- _Entries from a dataset_
- - - - - - -

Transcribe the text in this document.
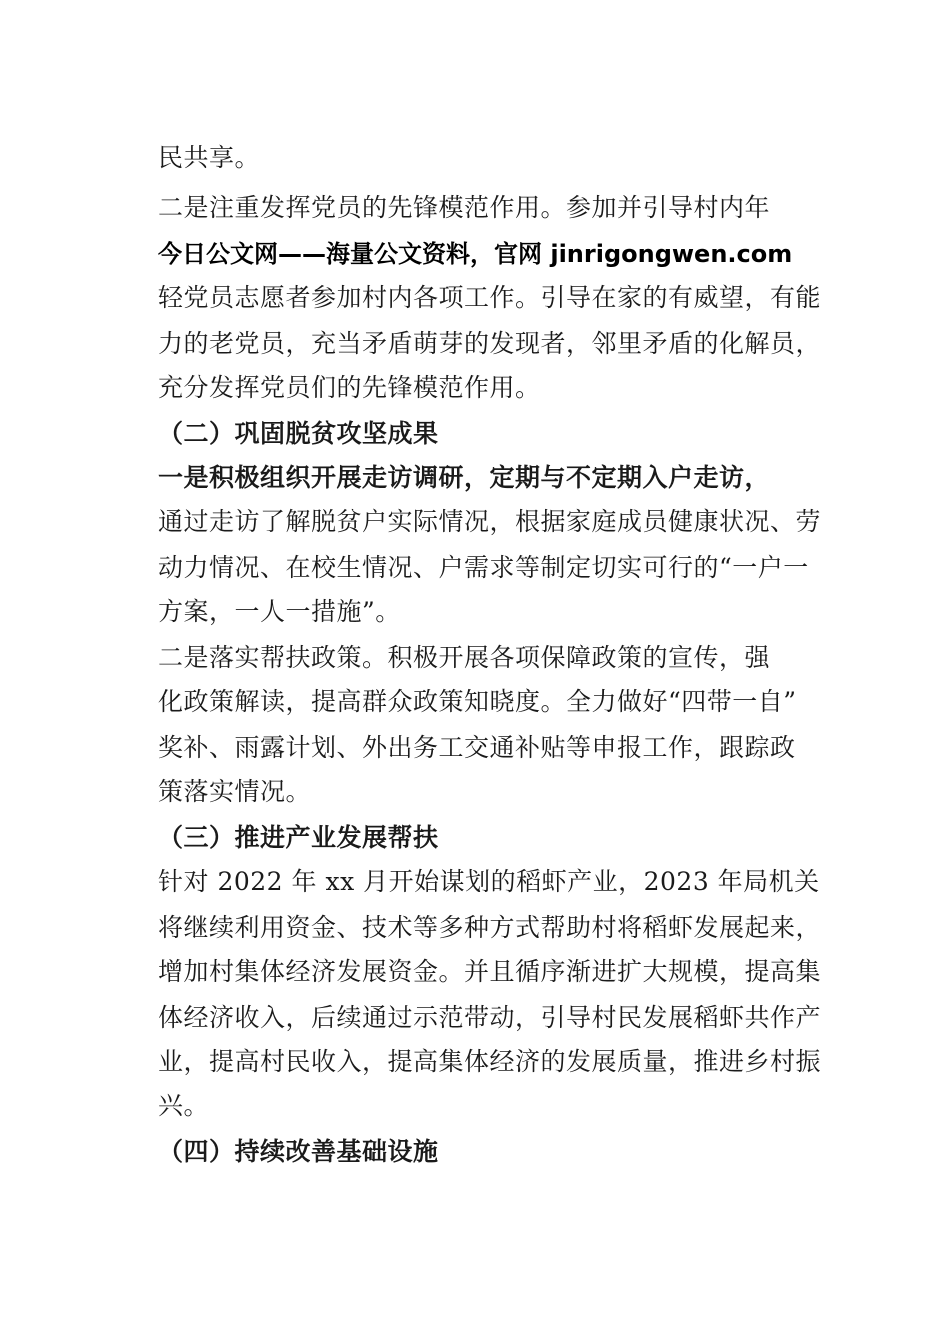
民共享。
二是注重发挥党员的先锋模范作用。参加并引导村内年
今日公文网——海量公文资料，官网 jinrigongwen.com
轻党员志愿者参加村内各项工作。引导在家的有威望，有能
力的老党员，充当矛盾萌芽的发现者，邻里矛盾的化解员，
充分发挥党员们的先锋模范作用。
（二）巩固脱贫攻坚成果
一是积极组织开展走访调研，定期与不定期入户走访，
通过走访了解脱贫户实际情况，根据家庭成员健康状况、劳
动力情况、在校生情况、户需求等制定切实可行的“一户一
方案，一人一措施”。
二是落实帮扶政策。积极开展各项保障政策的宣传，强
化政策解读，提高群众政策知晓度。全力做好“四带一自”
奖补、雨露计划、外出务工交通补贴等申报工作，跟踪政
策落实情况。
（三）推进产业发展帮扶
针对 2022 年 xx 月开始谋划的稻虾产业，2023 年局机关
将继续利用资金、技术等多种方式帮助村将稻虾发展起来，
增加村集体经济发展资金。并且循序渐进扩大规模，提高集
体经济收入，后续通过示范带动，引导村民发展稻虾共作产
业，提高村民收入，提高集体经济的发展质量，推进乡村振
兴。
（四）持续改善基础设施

- - - - - - -

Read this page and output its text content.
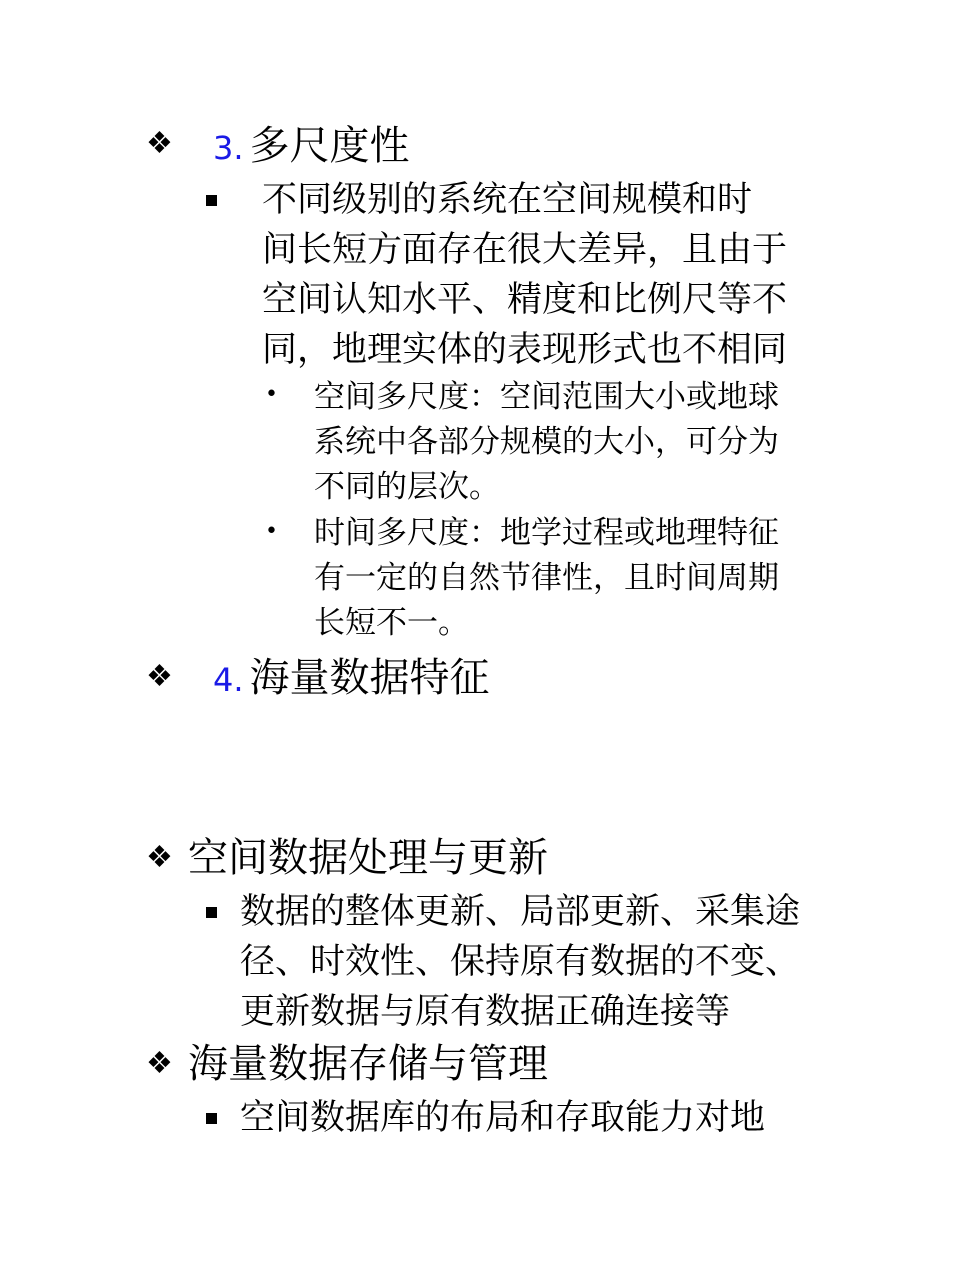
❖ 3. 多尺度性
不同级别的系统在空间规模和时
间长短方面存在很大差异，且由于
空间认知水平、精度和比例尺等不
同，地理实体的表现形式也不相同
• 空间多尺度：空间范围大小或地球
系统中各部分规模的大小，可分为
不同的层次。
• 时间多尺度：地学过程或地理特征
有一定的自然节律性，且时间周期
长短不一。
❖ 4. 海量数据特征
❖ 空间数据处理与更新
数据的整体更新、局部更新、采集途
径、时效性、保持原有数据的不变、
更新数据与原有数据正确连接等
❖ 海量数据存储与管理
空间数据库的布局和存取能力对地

- - - - - - -

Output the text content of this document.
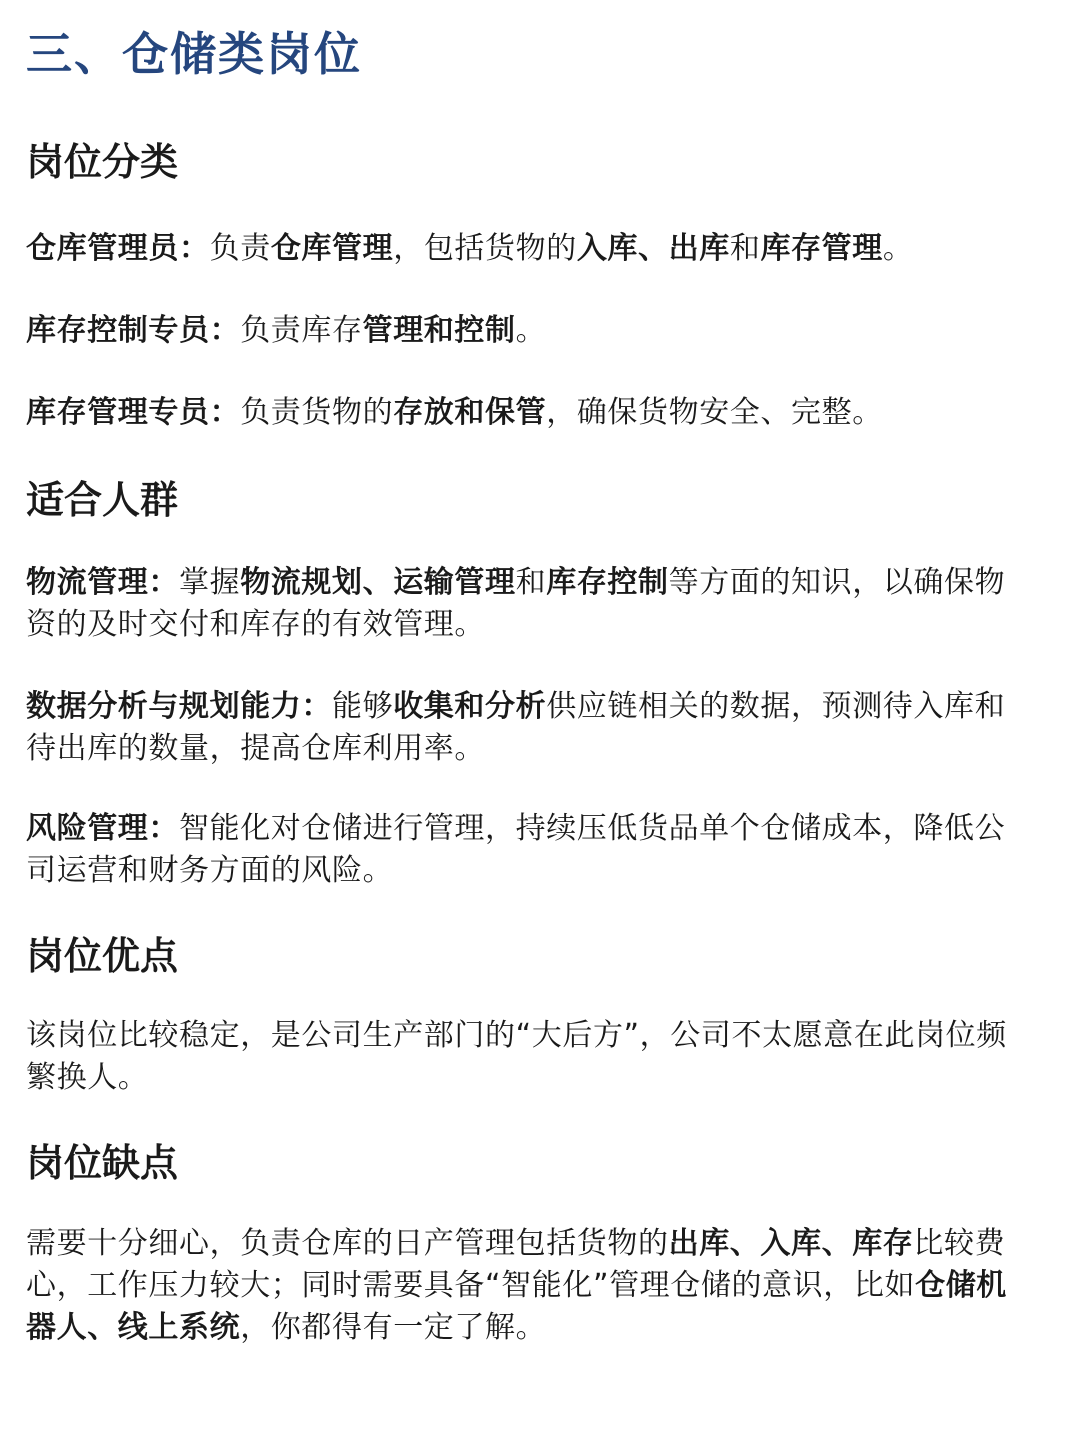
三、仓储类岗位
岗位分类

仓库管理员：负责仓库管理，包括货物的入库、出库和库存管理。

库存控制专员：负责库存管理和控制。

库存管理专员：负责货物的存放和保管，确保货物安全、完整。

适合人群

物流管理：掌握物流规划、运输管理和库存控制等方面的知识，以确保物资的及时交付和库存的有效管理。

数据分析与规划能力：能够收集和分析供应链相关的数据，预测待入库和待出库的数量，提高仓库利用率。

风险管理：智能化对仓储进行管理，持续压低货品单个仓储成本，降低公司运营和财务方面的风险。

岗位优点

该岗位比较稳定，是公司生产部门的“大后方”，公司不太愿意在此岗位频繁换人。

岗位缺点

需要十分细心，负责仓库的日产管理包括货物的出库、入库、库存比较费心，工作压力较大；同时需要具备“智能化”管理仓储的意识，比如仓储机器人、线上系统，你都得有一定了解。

- - - - - - -

- _WHAT IS REQUIRED_
Identify each line holding the string "text", and copy it out.

- _OUTPUT BELOW_
Transcribe the text in this document.
Read this page and output its text content.
Output the text content of this document.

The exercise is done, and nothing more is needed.